→ **Items**
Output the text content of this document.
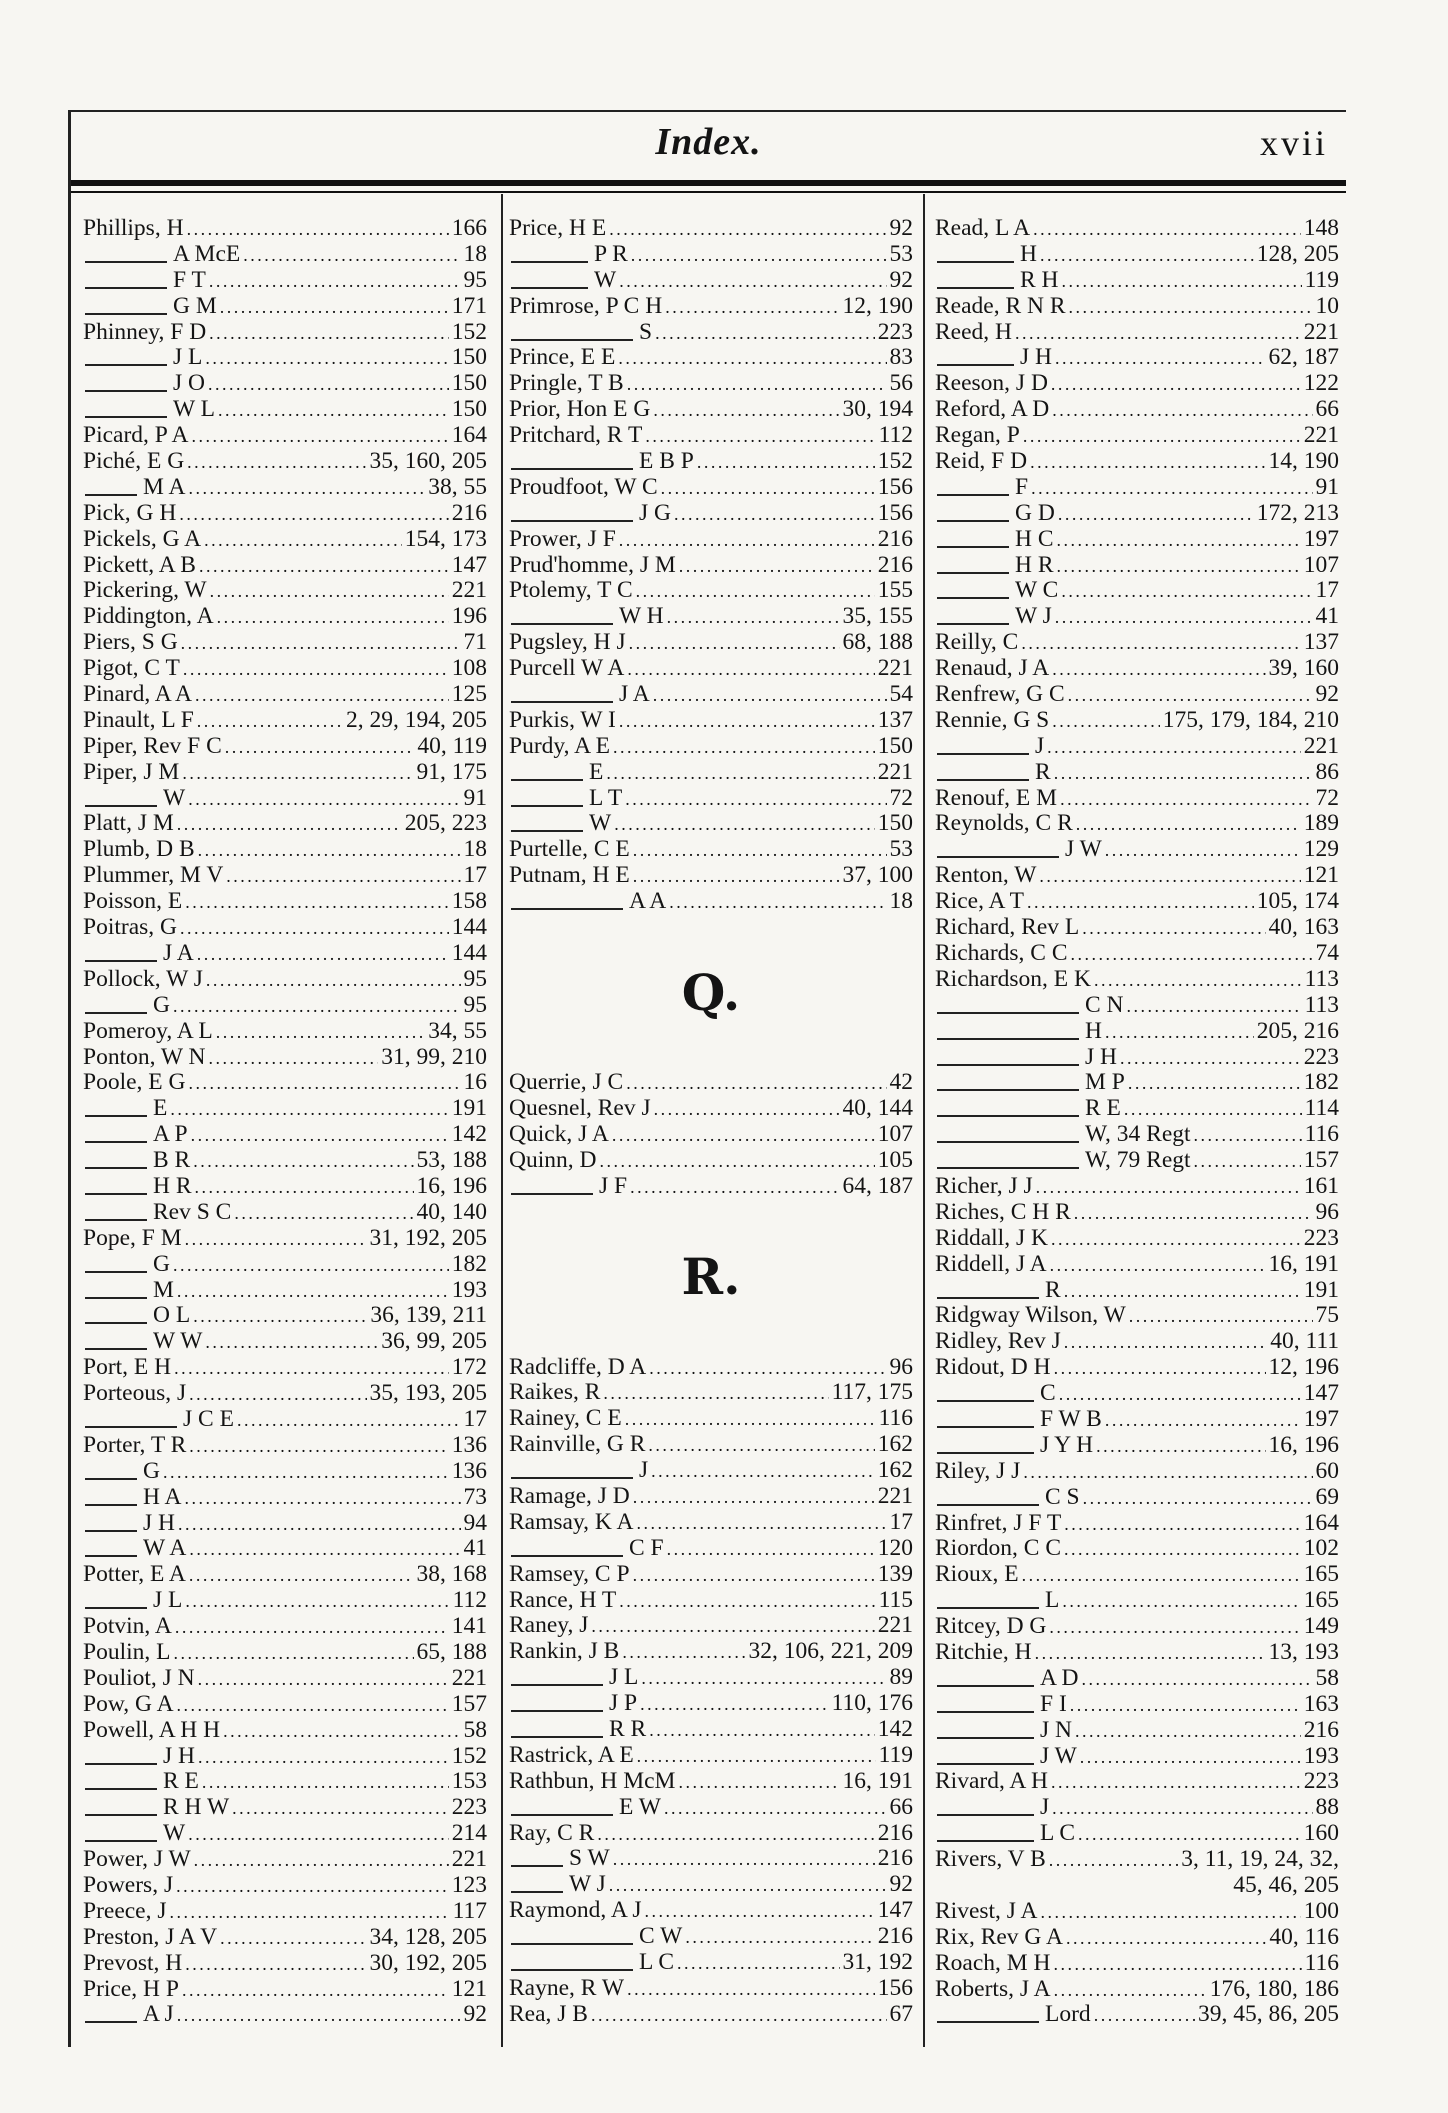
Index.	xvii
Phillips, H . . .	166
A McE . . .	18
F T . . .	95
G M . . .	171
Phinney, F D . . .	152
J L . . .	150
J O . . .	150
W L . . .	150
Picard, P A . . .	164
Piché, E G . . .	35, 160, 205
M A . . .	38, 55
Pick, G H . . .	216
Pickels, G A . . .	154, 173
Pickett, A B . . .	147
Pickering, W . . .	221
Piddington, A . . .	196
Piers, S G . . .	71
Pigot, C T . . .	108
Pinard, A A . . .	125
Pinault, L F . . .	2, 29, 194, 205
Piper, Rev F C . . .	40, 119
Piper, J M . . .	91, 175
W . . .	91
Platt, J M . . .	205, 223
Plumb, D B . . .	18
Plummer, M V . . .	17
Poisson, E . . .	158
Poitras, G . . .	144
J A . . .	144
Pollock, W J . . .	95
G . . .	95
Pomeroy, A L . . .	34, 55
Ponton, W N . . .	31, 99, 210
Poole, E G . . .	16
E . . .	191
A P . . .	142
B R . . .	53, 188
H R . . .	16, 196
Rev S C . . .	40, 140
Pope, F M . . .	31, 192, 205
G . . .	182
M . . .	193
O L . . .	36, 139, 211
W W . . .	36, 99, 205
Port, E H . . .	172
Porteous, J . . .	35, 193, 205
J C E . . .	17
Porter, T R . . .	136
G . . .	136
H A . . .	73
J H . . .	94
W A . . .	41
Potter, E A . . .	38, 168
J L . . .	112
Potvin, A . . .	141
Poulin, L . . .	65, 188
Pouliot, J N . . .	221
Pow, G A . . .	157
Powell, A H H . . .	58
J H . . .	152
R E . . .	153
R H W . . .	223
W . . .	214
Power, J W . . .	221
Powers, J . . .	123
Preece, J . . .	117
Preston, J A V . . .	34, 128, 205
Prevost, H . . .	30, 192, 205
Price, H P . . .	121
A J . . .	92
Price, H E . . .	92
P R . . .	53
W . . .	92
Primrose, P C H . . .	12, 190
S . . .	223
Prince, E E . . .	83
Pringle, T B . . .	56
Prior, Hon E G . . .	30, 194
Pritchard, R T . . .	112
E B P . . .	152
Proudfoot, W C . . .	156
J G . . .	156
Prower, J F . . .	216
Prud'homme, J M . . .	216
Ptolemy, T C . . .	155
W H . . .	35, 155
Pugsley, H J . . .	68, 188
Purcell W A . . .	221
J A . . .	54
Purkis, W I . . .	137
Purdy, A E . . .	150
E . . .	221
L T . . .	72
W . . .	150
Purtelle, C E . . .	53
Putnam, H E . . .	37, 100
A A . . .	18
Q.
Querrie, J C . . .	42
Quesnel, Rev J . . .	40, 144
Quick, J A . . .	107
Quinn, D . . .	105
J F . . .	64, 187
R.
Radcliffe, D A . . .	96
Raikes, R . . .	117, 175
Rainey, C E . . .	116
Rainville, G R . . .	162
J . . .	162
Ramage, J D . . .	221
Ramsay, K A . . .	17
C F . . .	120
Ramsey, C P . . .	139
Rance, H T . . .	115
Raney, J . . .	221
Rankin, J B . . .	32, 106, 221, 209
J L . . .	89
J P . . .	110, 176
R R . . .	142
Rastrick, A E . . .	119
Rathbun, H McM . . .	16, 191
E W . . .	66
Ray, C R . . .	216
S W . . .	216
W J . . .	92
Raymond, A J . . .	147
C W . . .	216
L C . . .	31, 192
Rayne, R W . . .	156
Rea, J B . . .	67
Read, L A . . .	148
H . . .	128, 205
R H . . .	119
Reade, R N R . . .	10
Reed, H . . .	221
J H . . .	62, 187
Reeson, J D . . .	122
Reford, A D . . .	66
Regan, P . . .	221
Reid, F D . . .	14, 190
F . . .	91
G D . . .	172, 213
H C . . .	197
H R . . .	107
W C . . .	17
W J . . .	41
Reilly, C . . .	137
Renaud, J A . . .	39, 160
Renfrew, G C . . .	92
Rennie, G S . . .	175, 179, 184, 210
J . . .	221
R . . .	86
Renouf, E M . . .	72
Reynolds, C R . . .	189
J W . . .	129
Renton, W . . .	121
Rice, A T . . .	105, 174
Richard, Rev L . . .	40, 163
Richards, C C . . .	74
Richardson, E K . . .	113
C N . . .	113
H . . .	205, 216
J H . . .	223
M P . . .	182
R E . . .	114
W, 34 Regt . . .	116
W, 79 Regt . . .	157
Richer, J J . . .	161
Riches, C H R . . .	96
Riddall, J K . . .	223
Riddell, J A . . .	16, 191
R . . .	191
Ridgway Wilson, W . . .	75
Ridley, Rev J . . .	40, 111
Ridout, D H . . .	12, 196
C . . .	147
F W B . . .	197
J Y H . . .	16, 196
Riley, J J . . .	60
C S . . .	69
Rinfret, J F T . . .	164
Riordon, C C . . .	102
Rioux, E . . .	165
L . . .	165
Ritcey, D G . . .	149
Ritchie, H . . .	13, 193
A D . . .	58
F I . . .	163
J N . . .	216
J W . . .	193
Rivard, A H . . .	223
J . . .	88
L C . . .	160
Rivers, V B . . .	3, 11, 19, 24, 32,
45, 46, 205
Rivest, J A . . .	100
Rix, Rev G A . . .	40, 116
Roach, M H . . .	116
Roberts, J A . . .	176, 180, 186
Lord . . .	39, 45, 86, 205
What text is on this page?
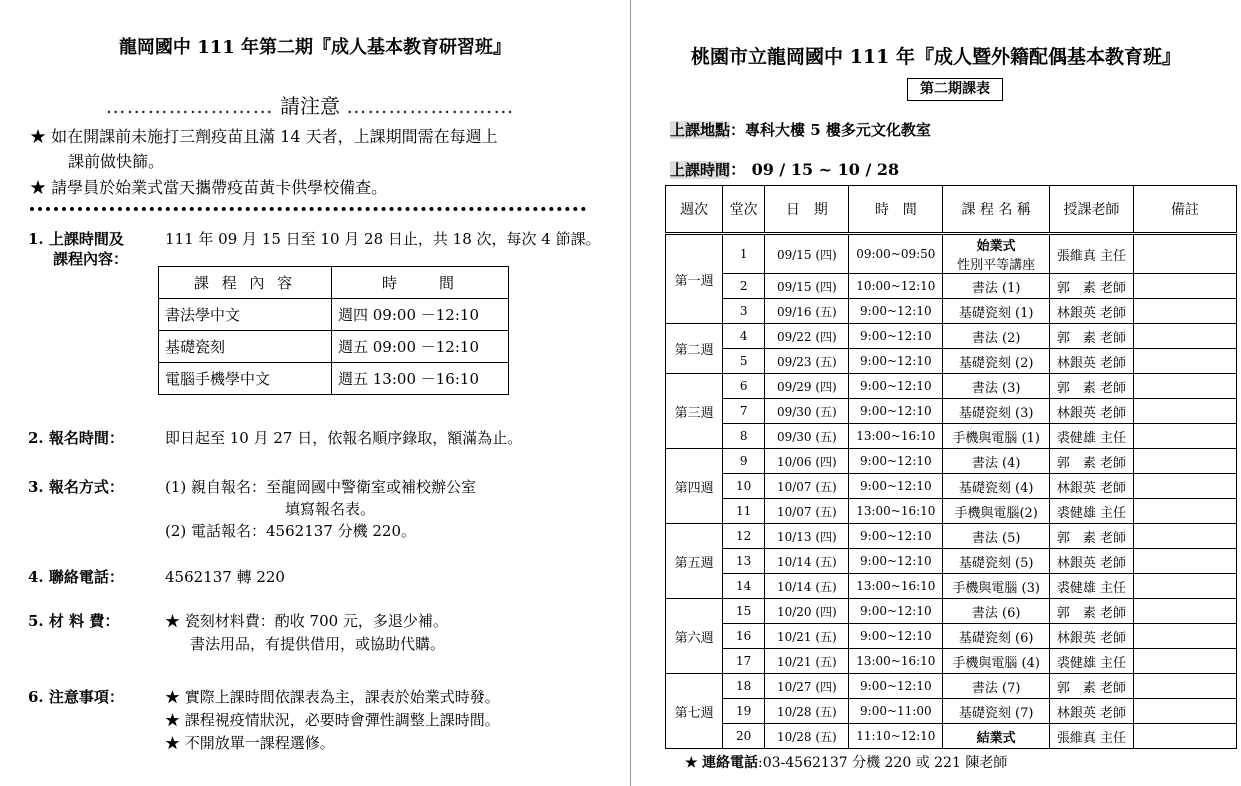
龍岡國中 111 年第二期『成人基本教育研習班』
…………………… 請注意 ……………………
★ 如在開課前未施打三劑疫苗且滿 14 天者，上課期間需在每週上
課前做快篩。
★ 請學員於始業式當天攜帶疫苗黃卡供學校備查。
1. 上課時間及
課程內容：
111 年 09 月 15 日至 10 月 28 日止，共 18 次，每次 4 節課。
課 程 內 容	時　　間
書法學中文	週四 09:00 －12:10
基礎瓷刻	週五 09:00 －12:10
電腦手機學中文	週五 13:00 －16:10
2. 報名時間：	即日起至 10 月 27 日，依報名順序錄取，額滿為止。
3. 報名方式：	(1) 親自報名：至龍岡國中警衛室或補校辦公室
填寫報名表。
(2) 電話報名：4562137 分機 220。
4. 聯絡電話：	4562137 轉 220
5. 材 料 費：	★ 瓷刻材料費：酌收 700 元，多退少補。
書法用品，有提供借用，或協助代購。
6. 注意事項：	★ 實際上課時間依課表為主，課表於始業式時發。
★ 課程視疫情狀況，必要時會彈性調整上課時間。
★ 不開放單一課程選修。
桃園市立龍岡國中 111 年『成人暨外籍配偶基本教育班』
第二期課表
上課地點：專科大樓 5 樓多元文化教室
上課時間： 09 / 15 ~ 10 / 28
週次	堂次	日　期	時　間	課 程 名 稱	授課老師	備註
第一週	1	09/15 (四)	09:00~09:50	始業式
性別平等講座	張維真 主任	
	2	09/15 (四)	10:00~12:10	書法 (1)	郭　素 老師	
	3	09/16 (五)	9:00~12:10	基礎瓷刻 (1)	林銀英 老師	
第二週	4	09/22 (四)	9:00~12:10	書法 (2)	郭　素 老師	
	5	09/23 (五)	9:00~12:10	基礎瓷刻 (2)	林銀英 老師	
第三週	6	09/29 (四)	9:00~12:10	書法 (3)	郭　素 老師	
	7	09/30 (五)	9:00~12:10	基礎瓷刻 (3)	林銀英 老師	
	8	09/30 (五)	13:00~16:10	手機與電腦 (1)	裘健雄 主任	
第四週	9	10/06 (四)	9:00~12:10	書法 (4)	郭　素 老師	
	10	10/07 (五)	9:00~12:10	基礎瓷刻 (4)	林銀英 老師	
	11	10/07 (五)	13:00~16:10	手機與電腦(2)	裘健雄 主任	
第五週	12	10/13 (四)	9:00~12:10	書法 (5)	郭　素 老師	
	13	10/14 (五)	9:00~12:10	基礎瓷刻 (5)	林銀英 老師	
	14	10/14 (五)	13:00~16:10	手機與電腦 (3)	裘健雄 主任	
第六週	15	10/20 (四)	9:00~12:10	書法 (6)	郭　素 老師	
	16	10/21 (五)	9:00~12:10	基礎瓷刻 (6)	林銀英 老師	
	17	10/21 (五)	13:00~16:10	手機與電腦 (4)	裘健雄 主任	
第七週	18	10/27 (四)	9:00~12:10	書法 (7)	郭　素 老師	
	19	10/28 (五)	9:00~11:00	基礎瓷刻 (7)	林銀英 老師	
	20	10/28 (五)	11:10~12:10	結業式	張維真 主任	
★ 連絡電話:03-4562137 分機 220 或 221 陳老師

→ **What you should do**
From the material, report only how many lines include the word "this".

→ **Task result**
2